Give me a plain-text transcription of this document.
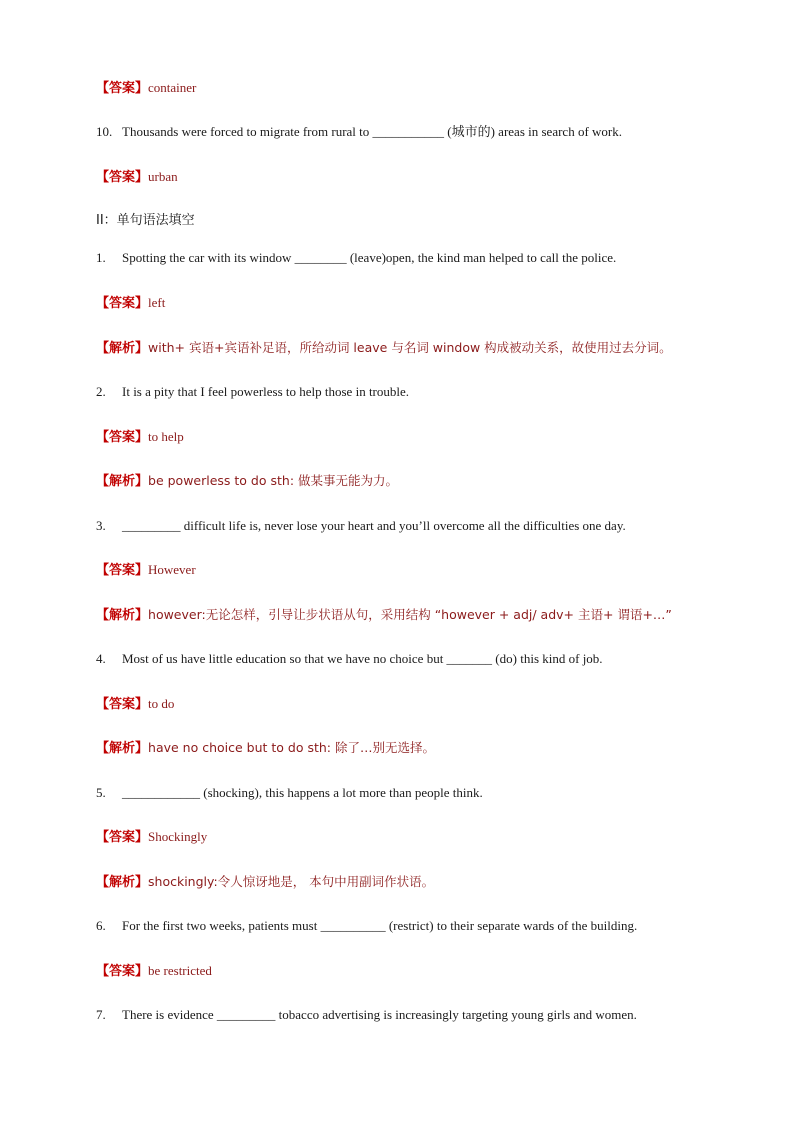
【答案】container
10. Thousands were forced to migrate from rural to ___________ (城市的) areas in search of work.
【答案】urban
II：单句语法填空
1. Spotting the car with its window ________ (leave)open, the kind man helped to call the police.
【答案】left
【解析】with+ 宾语+宾语补足语，所给动词 leave 与名词 window 构成被动关系，故使用过去分词。
2. It is a pity that I feel powerless to help those in trouble.
【答案】to help
【解析】be powerless to do sth: 做某事无能为力。
3. _________ difficult life is, never lose your heart and you’ll overcome all the difficulties one day.
【答案】However
【解析】however:无论怎样，引导让步状语从句，采用结构 “however + adj/ adv+ 主语+ 谓语+…”
4. Most of us have little education so that we have no choice but _______ (do) this kind of job.
【答案】to do
【解析】have no choice but to do sth: 除了…别无选择。
5. ____________ (shocking), this happens a lot more than people think.
【答案】Shockingly
【解析】shockingly:令人惊讶地是， 本句中用副词作状语。
6. For the first two weeks, patients must __________ (restrict) to their separate wards of the building.
【答案】be restricted
7. There is evidence _________ tobacco advertising is increasingly targeting young girls and women.
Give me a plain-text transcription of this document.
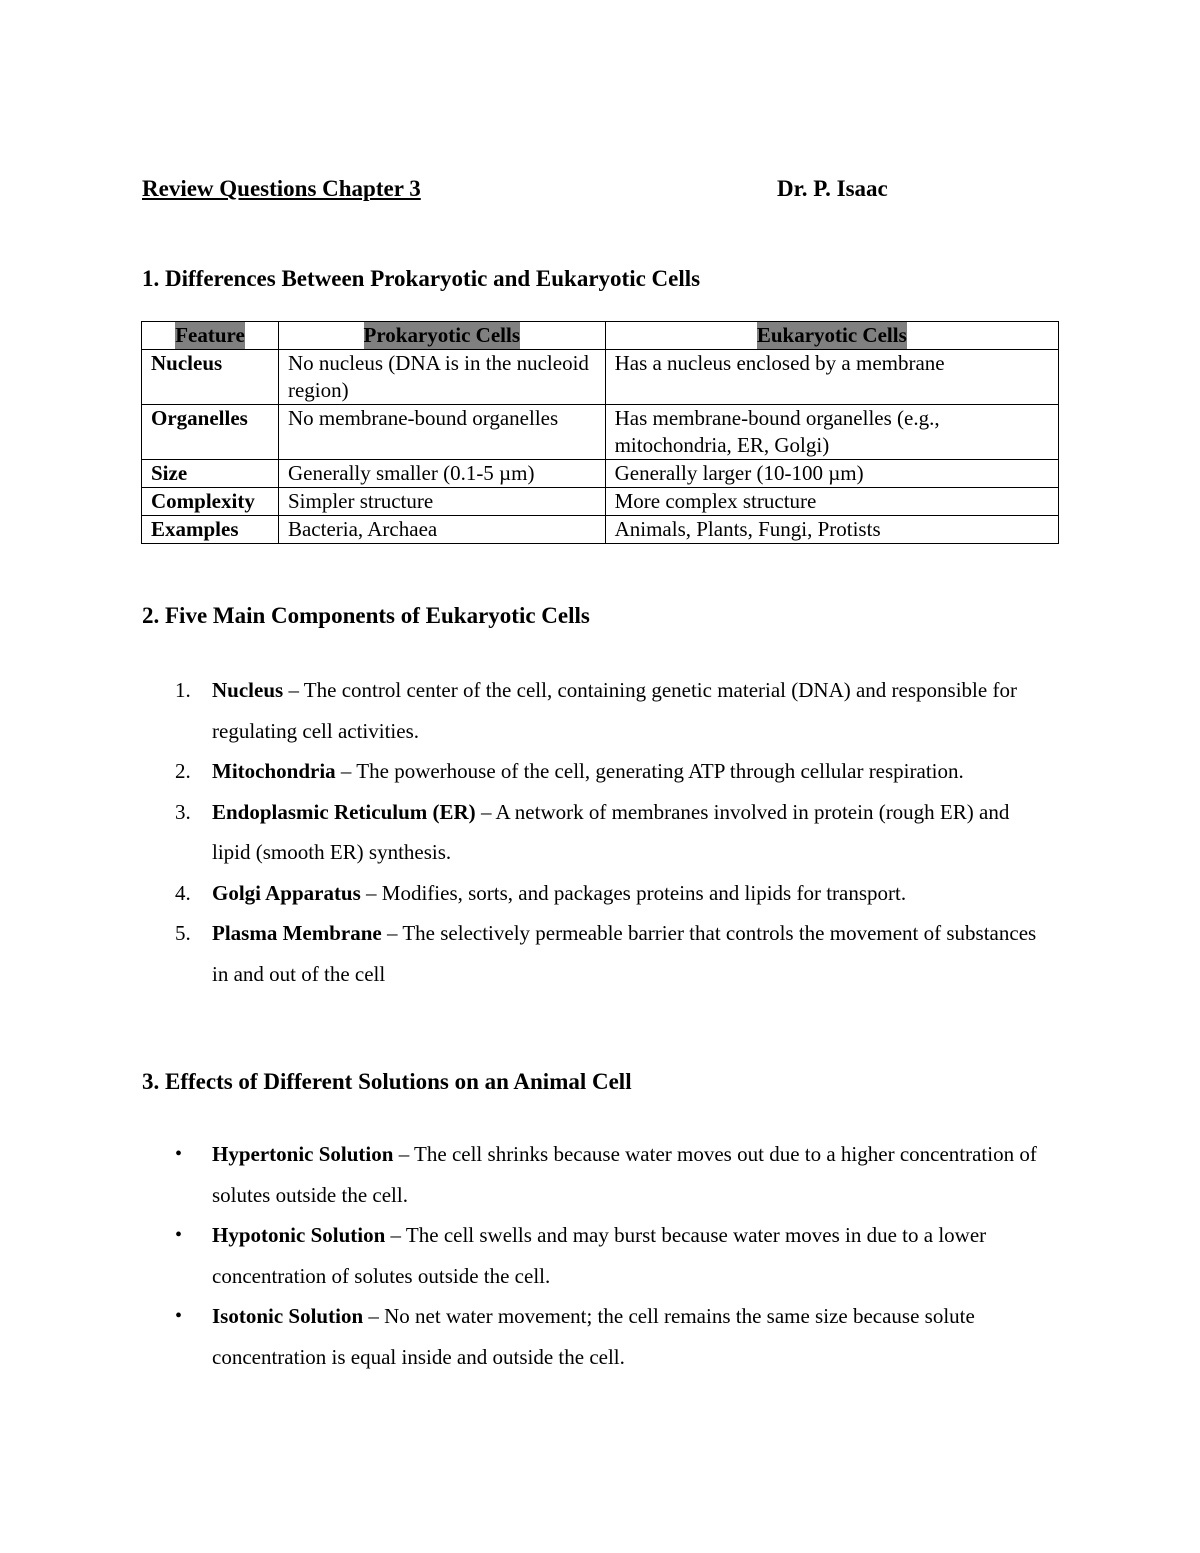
Review Questions Chapter 3	Dr. P. Isaac
1. Differences Between Prokaryotic and Eukaryotic Cells
Feature	Prokaryotic Cells	Eukaryotic Cells
Nucleus	No nucleus (DNA is in the nucleoid region)	Has a nucleus enclosed by a membrane
Organelles	No membrane-bound organelles	Has membrane-bound organelles (e.g., mitochondria, ER, Golgi)
Size	Generally smaller (0.1-5 µm)	Generally larger (10-100 µm)
Complexity	Simpler structure	More complex structure
Examples	Bacteria, Archaea	Animals, Plants, Fungi, Protists
2. Five Main Components of Eukaryotic Cells
1. Nucleus – The control center of the cell, containing genetic material (DNA) and responsible for regulating cell activities.
2. Mitochondria – The powerhouse of the cell, generating ATP through cellular respiration.
3. Endoplasmic Reticulum (ER) – A network of membranes involved in protein (rough ER) and lipid (smooth ER) synthesis.
4. Golgi Apparatus – Modifies, sorts, and packages proteins and lipids for transport.
5. Plasma Membrane – The selectively permeable barrier that controls the movement of substances in and out of the cell
3. Effects of Different Solutions on an Animal Cell
• Hypertonic Solution – The cell shrinks because water moves out due to a higher concentration of solutes outside the cell.
• Hypotonic Solution – The cell swells and may burst because water moves in due to a lower concentration of solutes outside the cell.
• Isotonic Solution – No net water movement; the cell remains the same size because solute concentration is equal inside and outside the cell.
******************************
**Exercise prompt:**
List each line in the listing that contains the string "because".

**Solution:**
• Hypertonic Solution – The cell shrinks because water moves out due to a higher concentration of solutes outside the cell.
• Hypotonic Solution – The cell swells and may burst because water moves in due to a lower concentration of solutes outside the cell.
• Isotonic Solution – No net water movement; the cell remains the same size because solute concentration is equal inside and outside the cell.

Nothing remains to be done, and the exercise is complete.